Your instructions: Copy all lines of the listing that include the string "text".

Data items:
* begin *
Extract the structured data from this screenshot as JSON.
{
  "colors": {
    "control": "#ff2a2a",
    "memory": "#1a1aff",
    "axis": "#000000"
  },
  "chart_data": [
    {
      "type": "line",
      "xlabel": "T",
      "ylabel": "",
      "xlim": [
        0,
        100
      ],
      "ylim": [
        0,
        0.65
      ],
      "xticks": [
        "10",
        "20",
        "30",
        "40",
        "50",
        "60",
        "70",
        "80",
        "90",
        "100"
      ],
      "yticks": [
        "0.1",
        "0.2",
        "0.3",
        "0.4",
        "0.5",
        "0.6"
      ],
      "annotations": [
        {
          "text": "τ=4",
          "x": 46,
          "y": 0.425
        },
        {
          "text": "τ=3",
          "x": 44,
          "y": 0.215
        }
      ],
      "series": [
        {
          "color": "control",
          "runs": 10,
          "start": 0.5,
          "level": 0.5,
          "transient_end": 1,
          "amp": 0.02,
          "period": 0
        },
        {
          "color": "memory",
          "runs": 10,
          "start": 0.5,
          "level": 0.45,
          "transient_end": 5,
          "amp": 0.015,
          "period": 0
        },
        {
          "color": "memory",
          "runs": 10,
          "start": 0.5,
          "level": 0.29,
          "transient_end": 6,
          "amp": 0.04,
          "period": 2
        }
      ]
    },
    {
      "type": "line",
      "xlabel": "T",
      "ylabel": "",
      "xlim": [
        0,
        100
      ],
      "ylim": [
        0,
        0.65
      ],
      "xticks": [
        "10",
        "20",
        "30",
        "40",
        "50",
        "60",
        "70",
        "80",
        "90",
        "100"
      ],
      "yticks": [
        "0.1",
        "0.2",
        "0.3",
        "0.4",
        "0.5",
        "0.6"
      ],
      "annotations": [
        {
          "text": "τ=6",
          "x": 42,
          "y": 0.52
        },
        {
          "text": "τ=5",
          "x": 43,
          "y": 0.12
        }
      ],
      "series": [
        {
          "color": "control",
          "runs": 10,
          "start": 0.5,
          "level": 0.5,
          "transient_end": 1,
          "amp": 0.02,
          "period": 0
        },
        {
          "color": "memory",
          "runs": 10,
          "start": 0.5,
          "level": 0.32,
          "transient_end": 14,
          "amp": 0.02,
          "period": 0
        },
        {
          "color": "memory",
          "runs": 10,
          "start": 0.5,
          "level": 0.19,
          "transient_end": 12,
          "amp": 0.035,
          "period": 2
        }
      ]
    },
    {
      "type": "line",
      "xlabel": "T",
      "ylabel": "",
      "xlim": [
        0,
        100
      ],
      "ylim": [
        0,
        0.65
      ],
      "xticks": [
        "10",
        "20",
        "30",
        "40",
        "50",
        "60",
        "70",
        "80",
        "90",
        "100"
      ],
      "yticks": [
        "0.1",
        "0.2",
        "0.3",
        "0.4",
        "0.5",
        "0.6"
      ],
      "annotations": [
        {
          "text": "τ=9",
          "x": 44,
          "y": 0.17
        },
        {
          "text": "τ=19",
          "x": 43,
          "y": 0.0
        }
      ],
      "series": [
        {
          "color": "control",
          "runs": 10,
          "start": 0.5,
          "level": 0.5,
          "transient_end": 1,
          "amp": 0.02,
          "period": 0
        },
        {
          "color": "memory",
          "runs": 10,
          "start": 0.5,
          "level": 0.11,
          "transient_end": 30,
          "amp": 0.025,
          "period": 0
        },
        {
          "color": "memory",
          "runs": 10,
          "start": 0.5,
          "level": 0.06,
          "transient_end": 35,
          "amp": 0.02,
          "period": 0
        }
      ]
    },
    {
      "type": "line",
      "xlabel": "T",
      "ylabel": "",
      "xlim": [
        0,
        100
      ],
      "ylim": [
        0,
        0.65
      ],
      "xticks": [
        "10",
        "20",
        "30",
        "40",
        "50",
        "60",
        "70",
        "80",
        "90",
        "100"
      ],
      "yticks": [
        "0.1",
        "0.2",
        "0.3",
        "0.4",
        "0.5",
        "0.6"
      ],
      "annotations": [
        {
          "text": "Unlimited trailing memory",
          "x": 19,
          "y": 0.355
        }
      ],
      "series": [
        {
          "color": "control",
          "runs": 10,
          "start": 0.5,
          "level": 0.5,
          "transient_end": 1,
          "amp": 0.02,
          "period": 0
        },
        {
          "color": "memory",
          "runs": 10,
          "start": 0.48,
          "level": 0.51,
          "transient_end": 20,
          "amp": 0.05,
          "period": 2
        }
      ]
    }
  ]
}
* end *
Output for this exercise:
          "text": "τ=4",
          "text": "τ=3",
          "text": "τ=6",
          "text": "τ=5",
          "text": "τ=9",
          "text": "τ=19",
          "text": "Unlimited trailing memory",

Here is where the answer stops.